— start of SUPPLIED ENTRIES —

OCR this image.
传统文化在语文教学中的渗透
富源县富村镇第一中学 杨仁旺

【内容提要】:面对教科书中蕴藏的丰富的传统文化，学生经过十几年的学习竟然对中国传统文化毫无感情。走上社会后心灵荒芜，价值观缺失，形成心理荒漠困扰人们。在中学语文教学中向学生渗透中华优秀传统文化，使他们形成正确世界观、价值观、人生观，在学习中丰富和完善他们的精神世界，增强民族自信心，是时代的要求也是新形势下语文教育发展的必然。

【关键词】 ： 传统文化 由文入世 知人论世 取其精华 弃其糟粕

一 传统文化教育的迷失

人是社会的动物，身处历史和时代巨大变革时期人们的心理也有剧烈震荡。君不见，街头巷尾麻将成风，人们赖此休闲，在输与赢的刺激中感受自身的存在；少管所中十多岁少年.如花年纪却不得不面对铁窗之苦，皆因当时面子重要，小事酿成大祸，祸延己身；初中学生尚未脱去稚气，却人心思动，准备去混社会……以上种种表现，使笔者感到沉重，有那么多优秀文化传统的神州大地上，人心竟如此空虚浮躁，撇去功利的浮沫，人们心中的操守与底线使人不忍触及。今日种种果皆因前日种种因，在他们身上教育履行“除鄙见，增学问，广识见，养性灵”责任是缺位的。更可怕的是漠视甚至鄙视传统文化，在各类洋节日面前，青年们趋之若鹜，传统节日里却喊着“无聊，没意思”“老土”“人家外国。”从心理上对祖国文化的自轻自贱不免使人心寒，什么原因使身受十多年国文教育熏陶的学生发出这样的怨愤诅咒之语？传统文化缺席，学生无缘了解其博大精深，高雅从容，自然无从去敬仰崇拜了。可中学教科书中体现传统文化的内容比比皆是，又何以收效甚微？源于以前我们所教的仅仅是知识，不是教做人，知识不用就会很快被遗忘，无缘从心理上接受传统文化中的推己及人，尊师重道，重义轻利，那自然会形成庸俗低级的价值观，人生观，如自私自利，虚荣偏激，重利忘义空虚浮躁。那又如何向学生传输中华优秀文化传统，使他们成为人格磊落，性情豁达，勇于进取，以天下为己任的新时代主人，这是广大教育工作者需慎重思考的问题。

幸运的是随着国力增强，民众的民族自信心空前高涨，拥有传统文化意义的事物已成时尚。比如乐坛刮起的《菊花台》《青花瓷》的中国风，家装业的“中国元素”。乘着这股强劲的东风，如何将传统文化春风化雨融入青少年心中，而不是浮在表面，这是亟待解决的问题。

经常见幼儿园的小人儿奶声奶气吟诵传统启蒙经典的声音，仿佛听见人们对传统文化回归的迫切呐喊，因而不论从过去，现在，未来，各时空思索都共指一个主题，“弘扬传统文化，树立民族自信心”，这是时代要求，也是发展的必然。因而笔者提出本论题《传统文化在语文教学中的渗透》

— end of SUPPLIED ENTRIES —

Please restate the records in full, word for word.

TASK ANSWER:
OCR this image.
传统文化在语文教学中的渗透
富源县富村镇第一中学 杨仁旺

【内容提要】:面对教科书中蕴藏的丰富的传统文化，学生经过十几年的学习竟然对中国传统文化毫无感情。走上社会后心灵荒芜，价值观缺失，形成心理荒漠困扰人们。在中学语文教学中向学生渗透中华优秀传统文化，使他们形成正确世界观、价值观、人生观，在学习中丰富和完善他们的精神世界，增强民族自信心，是时代的要求也是新形势下语文教育发展的必然。

【关键词】 ： 传统文化 由文入世 知人论世 取其精华 弃其糟粕

一 传统文化教育的迷失

人是社会的动物，身处历史和时代巨大变革时期人们的心理也有剧烈震荡。君不见，街头巷尾麻将成风，人们赖此休闲，在输与赢的刺激中感受自身的存在；少管所中十多岁少年.如花年纪却不得不面对铁窗之苦，皆因当时面子重要，小事酿成大祸，祸延己身；初中学生尚未脱去稚气，却人心思动，准备去混社会……以上种种表现，使笔者感到沉重，有那么多优秀文化传统的神州大地上，人心竟如此空虚浮躁，撇去功利的浮沫，人们心中的操守与底线使人不忍触及。今日种种果皆因前日种种因，在他们身上教育履行“除鄙见，增学问，广识见，养性灵”责任是缺位的。更可怕的是漠视甚至鄙视传统文化，在各类洋节日面前，青年们趋之若鹜，传统节日里却喊着“无聊，没意思”“老土”“人家外国。”从心理上对祖国文化的自轻自贱不免使人心寒，什么原因使身受十多年国文教育熏陶的学生发出这样的怨愤诅咒之语？传统文化缺席，学生无缘了解其博大精深，高雅从容，自然无从去敬仰崇拜了。可中学教科书中体现传统文化的内容比比皆是，又何以收效甚微？源于以前我们所教的仅仅是知识，不是教做人，知识不用就会很快被遗忘，无缘从心理上接受传统文化中的推己及人，尊师重道，重义轻利，那自然会形成庸俗低级的价值观，人生观，如自私自利，虚荣偏激，重利忘义空虚浮躁。那又如何向学生传输中华优秀文化传统，使他们成为人格磊落，性情豁达，勇于进取，以天下为己任的新时代主人，这是广大教育工作者需慎重思考的问题。

幸运的是随着国力增强，民众的民族自信心空前高涨，拥有传统文化意义的事物已成时尚。比如乐坛刮起的《菊花台》《青花瓷》的中国风，家装业的“中国元素”。乘着这股强劲的东风，如何将传统文化春风化雨融入青少年心中，而不是浮在表面，这是亟待解决的问题。

经常见幼儿园的小人儿奶声奶气吟诵传统启蒙经典的声音，仿佛听见人们对传统文化回归的迫切呐喊，因而不论从过去，现在，未来，各时空思索都共指一个主题，“弘扬传统文化，树立民族自信心”，这是时代要求，也是发展的必然。因而笔者提出本论题《传统文化在语文教学中的渗透》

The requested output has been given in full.